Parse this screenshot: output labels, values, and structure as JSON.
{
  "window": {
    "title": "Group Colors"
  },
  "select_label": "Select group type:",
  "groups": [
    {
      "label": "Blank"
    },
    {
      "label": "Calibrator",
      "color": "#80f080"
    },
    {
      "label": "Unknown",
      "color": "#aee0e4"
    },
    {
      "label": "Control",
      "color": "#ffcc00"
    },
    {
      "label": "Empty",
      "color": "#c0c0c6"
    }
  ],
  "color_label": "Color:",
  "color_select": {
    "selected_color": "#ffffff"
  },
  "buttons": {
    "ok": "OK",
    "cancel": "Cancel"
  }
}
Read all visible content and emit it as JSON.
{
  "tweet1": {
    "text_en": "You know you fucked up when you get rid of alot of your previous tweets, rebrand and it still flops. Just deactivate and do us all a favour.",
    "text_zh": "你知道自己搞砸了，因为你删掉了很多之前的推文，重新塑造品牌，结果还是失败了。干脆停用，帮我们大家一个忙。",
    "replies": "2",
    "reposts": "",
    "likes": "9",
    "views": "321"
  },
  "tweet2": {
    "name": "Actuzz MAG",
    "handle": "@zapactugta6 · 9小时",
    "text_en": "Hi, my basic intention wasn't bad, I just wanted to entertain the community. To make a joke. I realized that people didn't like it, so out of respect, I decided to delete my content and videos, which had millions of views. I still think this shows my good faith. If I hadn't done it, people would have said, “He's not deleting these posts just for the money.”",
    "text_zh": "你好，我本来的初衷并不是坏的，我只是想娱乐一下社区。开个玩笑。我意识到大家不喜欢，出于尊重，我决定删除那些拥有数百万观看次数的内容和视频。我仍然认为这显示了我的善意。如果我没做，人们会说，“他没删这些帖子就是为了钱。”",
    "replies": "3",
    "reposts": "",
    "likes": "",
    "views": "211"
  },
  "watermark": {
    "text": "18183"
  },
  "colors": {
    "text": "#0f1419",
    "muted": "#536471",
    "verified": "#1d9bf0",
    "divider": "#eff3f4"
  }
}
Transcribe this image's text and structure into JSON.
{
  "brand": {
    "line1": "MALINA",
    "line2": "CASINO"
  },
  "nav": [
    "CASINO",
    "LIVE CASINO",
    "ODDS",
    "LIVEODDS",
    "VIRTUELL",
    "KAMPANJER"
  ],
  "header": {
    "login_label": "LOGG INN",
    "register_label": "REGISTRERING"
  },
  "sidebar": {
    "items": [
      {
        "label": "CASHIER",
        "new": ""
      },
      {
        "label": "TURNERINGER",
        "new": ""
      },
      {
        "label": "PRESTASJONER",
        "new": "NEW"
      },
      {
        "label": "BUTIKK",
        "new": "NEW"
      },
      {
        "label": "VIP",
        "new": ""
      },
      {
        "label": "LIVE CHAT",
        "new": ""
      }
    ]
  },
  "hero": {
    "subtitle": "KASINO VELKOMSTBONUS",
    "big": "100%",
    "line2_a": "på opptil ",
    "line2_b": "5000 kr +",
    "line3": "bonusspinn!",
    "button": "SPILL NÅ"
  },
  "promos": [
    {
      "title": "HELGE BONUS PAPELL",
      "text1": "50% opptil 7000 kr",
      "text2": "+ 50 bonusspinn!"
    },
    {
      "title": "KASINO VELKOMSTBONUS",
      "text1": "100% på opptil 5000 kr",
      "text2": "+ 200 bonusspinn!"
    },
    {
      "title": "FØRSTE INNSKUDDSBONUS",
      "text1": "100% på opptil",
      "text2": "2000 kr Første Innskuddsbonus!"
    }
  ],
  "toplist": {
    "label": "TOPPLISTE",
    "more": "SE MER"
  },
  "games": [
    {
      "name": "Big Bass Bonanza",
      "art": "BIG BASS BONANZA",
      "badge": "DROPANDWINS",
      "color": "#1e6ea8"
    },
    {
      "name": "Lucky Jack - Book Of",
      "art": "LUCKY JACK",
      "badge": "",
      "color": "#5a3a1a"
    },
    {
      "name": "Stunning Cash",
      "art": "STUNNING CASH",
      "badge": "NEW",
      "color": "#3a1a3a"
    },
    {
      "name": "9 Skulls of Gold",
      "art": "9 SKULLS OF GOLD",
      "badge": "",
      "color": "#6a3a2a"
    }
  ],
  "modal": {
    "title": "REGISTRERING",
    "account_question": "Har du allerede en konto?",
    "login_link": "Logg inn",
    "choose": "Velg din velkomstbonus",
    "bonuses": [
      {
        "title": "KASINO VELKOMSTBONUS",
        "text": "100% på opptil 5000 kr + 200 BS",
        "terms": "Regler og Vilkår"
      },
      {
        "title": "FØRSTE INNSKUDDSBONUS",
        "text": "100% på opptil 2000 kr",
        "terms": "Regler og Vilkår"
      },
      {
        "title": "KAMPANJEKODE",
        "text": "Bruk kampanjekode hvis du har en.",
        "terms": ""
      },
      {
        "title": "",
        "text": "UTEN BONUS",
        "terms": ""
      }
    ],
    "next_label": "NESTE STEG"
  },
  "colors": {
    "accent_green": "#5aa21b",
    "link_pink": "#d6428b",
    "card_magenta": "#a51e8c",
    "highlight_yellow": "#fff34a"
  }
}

*What is required:* Tally up the lines with the word "structure" in them, and answer with that number by itself.

*Result of this task:* 2